Your task
Return all lines that include the string "like".

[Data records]
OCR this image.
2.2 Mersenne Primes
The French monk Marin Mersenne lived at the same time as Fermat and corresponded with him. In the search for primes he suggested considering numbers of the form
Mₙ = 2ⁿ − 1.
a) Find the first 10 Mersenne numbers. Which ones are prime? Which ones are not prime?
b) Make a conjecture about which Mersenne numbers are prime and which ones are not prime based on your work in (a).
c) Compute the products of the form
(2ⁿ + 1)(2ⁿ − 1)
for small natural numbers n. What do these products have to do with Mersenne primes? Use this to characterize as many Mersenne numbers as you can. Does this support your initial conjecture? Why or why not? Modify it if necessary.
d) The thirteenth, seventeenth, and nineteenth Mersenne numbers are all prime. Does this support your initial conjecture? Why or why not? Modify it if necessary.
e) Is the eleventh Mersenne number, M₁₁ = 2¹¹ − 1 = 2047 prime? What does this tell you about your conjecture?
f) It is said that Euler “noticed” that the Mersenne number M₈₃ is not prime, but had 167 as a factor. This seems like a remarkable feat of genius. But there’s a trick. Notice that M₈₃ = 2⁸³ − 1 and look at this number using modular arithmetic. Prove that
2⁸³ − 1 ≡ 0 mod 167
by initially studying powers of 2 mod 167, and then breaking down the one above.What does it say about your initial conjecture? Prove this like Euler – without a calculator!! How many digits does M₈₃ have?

Response to this task
f) It is said that Euler “noticed” that the Mersenne number M₈₃ is not prime, but had 167 as a factor. This seems like a remarkable feat of genius. But there’s a trick. Notice that M₈₃ = 2⁸³ − 1 and look at this number using modular arithmetic. Prove that
by initially studying powers of 2 mod 167, and then breaking down the one above.What does it say about your initial conjecture? Prove this like Euler – without a calculator!! How many digits does M₈₃ have?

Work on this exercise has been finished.